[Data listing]

=======

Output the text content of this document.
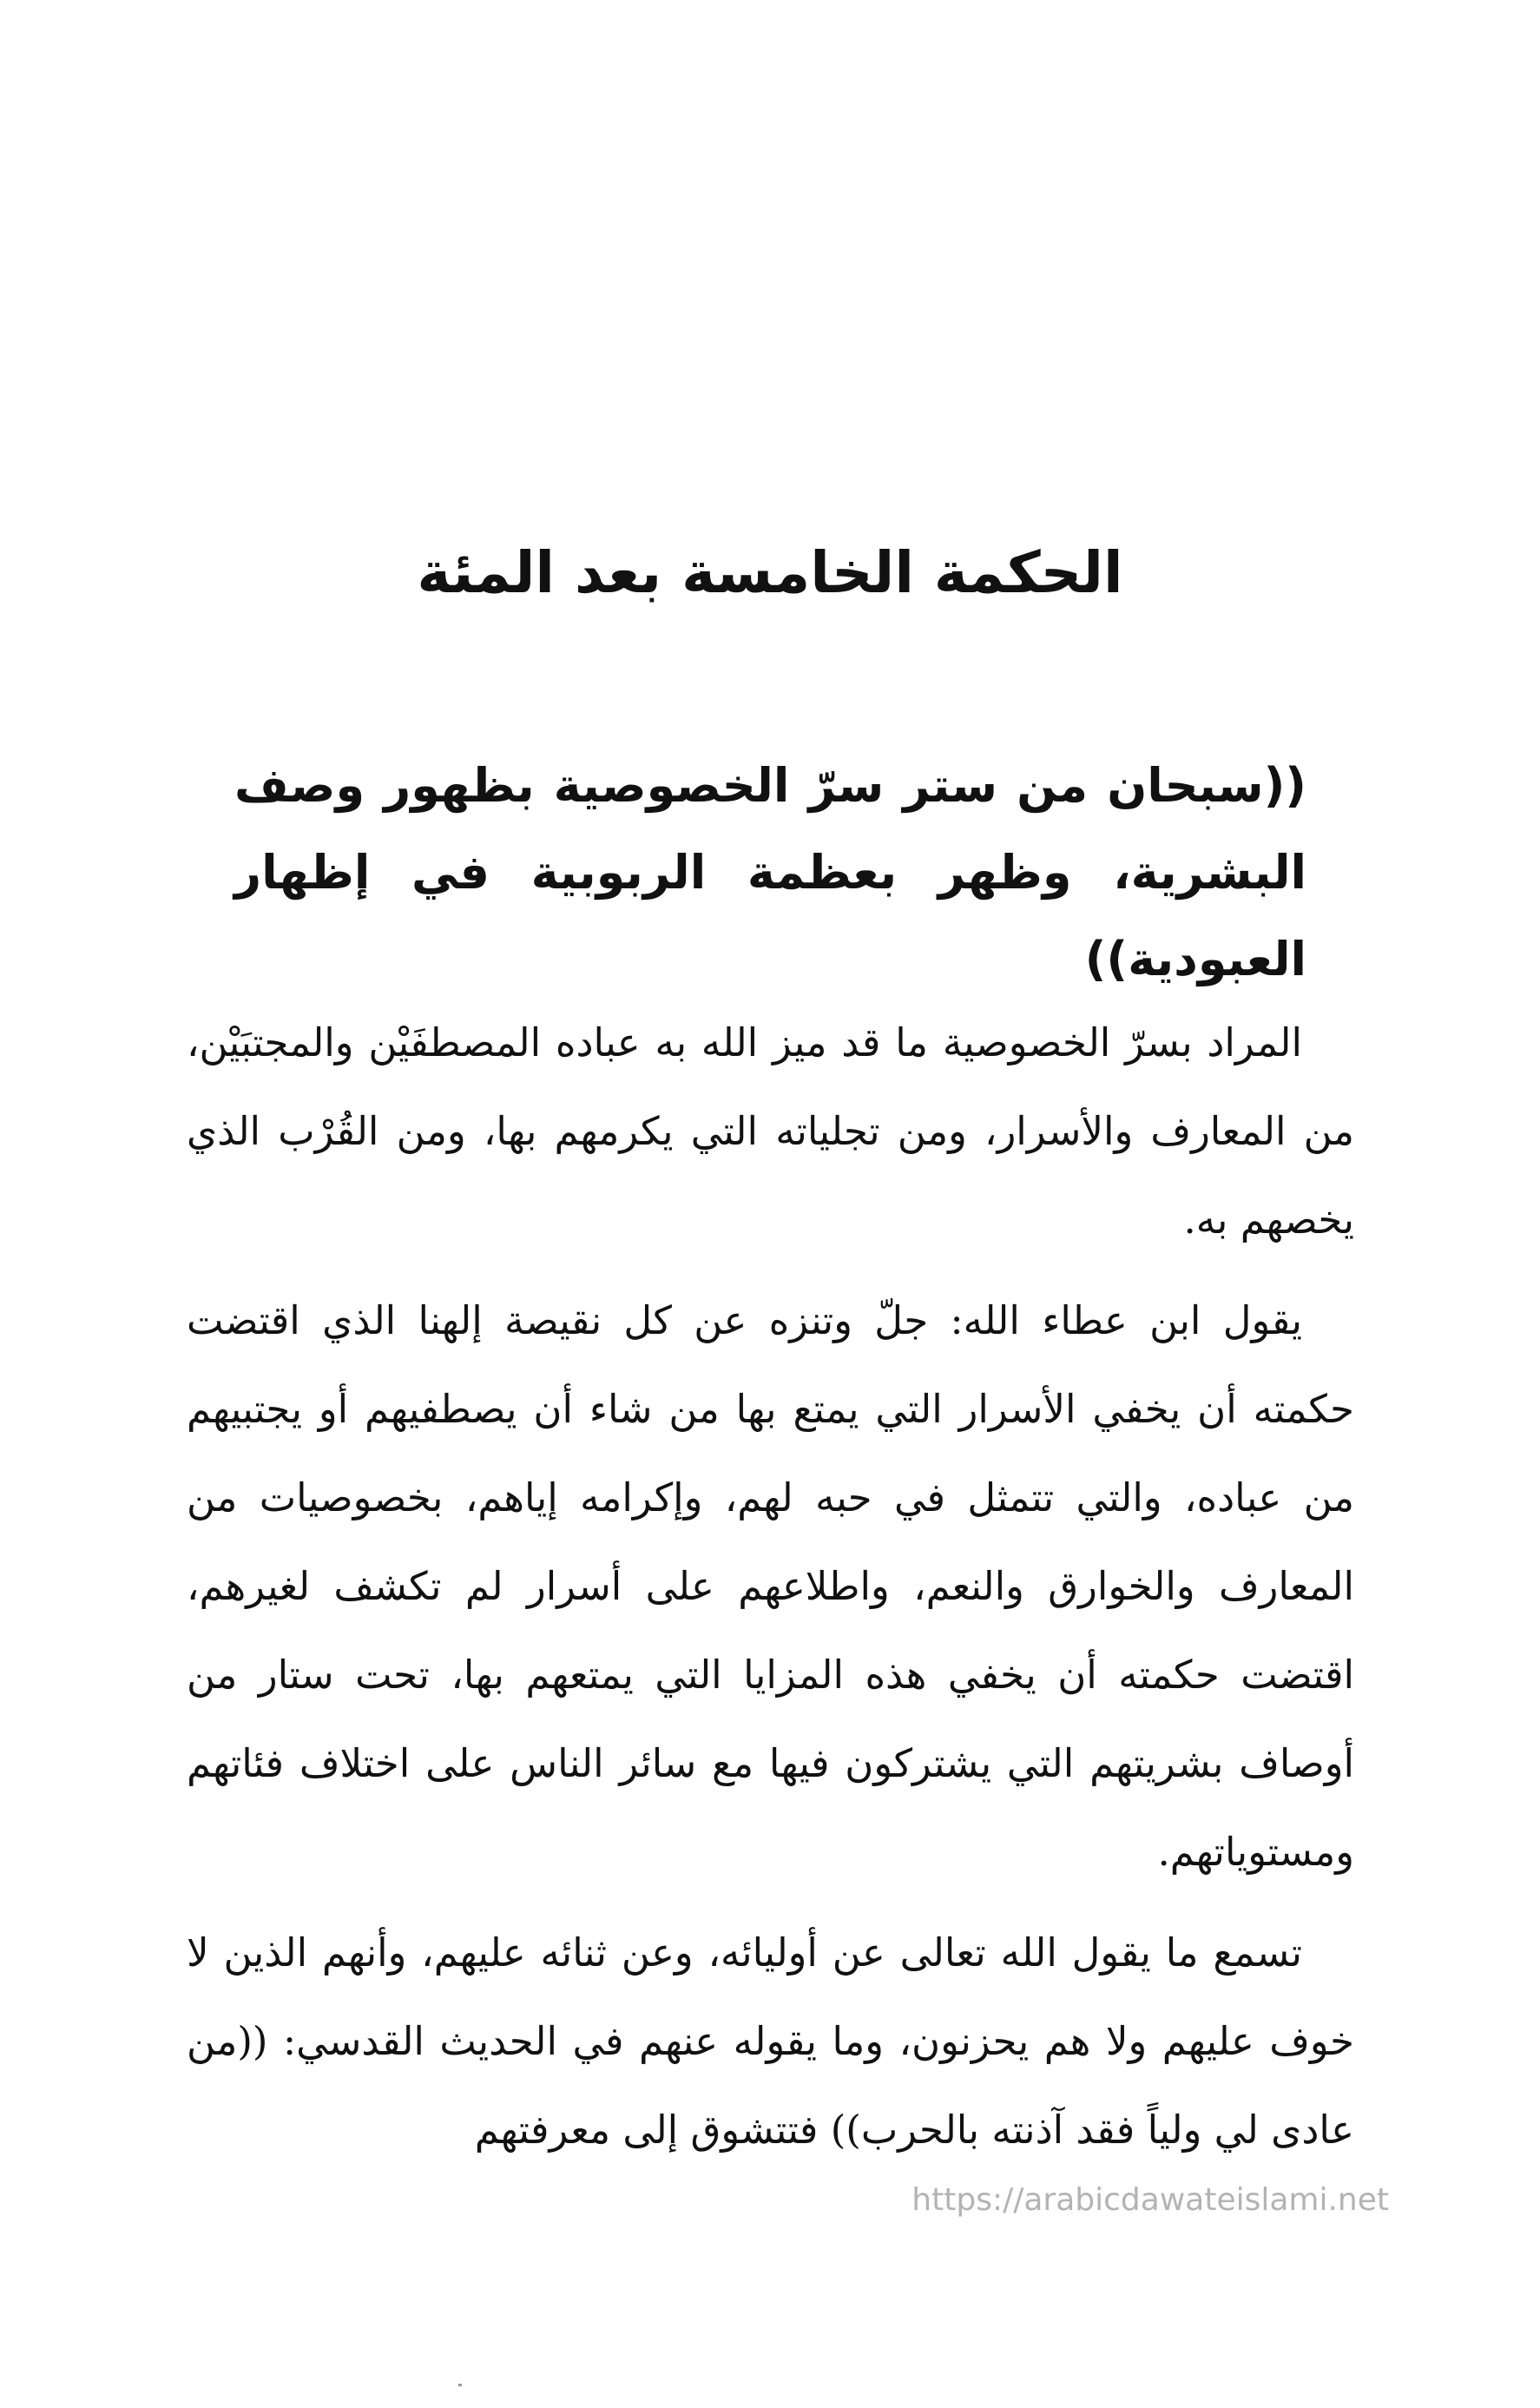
الحكمة الخامسة بعد المئة
((سبحان من ستر سرّ الخصوصية بظهور وصف البشرية، وظهر بعظمة الربوبية في إظهار العبودية))

المراد بسرّ الخصوصية ما قد ميز الله به عباده المصطفَيْن والمجتبَيْن، من المعارف والأسرار، ومن تجلياته التي يكرمهم بها، ومن القُرْب الذي يخصهم به.

يقول ابن عطاء الله: جلّ وتنزه عن كل نقيصة إلهنا الذي اقتضت حكمته أن يخفي الأسرار التي يمتع بها من شاء أن يصطفيهم أو يجتبيهم من عباده، والتي تتمثل في حبه لهم، وإكرامه إياهم، بخصوصيات من المعارف والخوارق والنعم، واطلاعهم على أسرار لم تكشف لغيرهم، اقتضت حكمته أن يخفي هذه المزايا التي يمتعهم بها، تحت ستار من أوصاف بشريتهم التي يشتركون فيها مع سائر الناس على اختلاف فئاتهم ومستوياتهم.

تسمع ما يقول الله تعالى عن أوليائه، وعن ثنائه عليهم، وأنهم الذين لا خوف عليهم ولا هم يحزنون، وما يقوله عنهم في الحديث القدسي: ((من عادى لي ولياً فقد آذنته بالحرب)) فتتشوق إلى معرفتهم

https://arabicdawateislami.net
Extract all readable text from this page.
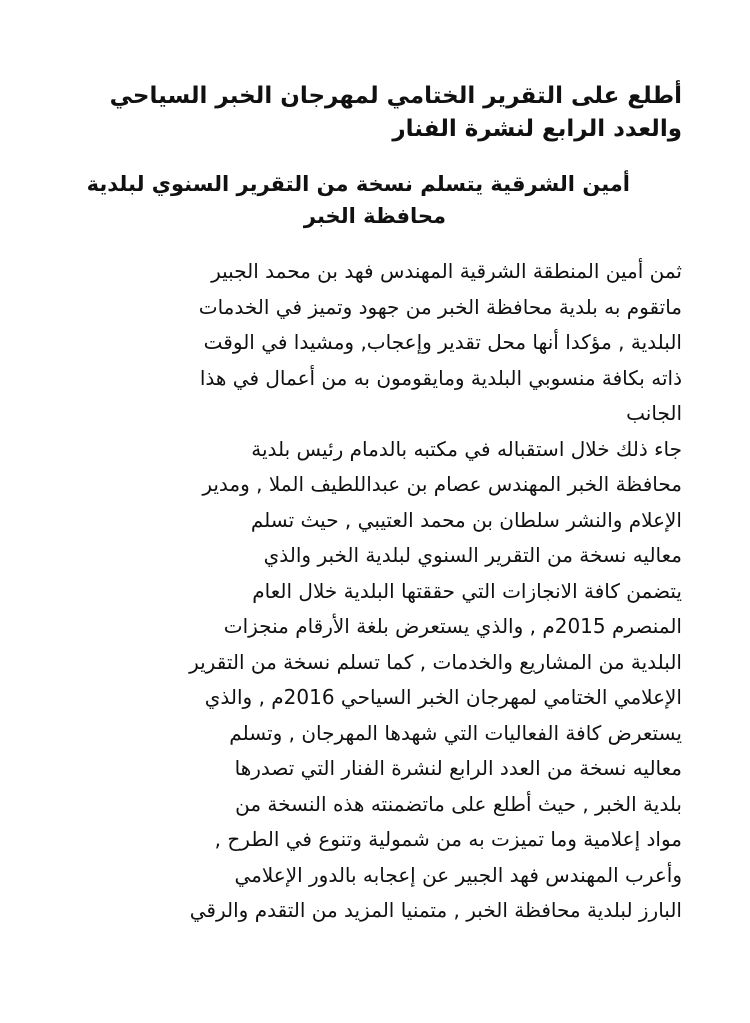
أطلع على التقرير الختامي لمهرجان الخبر السياحي
والعدد الرابع لنشرة الفنار
أمين الشرقية يتسلم نسخة من التقرير السنوي لبلدية
محافظة الخبر
ثمن أمين المنطقة الشرقية المهندس فهد بن محمد الجبير
ماتقوم به بلدية محافظة الخبر من جهود وتميز في الخدمات
البلدية , مؤكدا أنها محل تقدير وإعجاب, ومشيدا في الوقت
ذاته بكافة منسوبي البلدية ومايقومون به من أعمال في هذا
الجانب
جاء ذلك خلال استقباله في مكتبه بالدمام رئيس بلدية
محافظة الخبر المهندس عصام بن عبداللطيف الملا , ومدير
الإعلام والنشر سلطان بن محمد العتيبي , حيث تسلم
معاليه نسخة من التقرير السنوي لبلدية الخبر والذي
يتضمن كافة الانجازات التي حققتها البلدية خلال العام
المنصرم 2015م , والذي يستعرض بلغة الأرقام منجزات
البلدية من المشاريع والخدمات , كما تسلم نسخة من التقرير
الإعلامي الختامي لمهرجان الخبر السياحي 2016م , والذي
يستعرض كافة الفعاليات التي شهدها المهرجان , وتسلم
معاليه نسخة من العدد الرابع لنشرة الفنار التي تصدرها
بلدية الخبر , حيث أطلع على ماتضمنته هذه النسخة من
مواد إعلامية وما تميزت به من شمولية وتنوع في الطرح ,
وأعرب المهندس فهد الجبير عن إعجابه بالدور الإعلامي
البارز لبلدية محافظة الخبر , متمنيا المزيد من التقدم والرقي
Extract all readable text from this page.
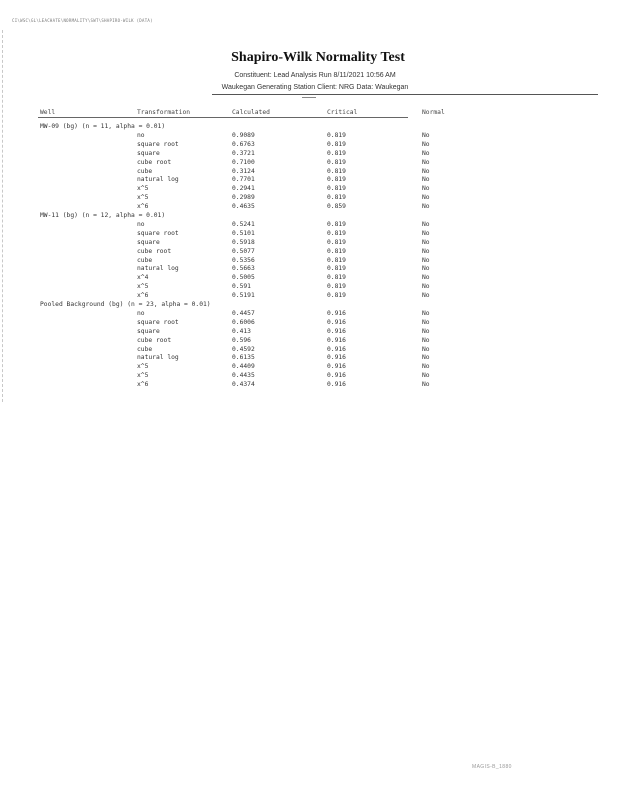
CI\WSC\GL\LEACHATE\NORMALITY\SWT\SHAPIRO-WILK (DATA)
Shapiro-Wilk Normality Test
Constituent: Lead Analysis Run 8/11/2021 10:56 AM
Waukegan Generating Station Client: NRG Data: Waukegan
Well	Transformation	Calculated	Critical	Normal
MW-09 (bg) (n = 11, alpha = 0.01)
no	0.9089	0.819	No
square root	0.6763	0.819	No
square	0.3721	0.819	No
cube root	0.7100	0.819	No
cube	0.3124	0.819	No
natural log	0.7701	0.819	No
x^5	0.2941	0.819	No
x^5	0.2989	0.819	No
x^6	0.4635	0.859	No
MW-11 (bg) (n = 12, alpha = 0.01)
no	0.5241	0.819	No
square root	0.5101	0.819	No
square	0.5918	0.819	No
cube root	0.5077	0.819	No
cube	0.5356	0.819	No
natural log	0.5663	0.819	No
x^4	0.5005	0.819	No
x^5	0.591	0.819	No
x^6	0.5191	0.819	No
Pooled Background (bg) (n = 23, alpha = 0.01)
no	0.4457	0.916	No
square root	0.6006	0.916	No
square	0.413	0.916	No
cube root	0.596	0.916	No
cube	0.4592	0.916	No
natural log	0.6135	0.916	No
x^5	0.4409	0.916	No
x^5	0.4435	0.916	No
x^6	0.4374	0.916	No
MAGIS-B_1880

=======

** The task **
Where a line of the records above holds the word "محمد", copy that line.

** Output below **
ثمن أمين المنطقة الشرقية المهندس فهد بن محمد الجبير
الإعلام والنشر سلطان بن محمد العتيبي , حيث تسلم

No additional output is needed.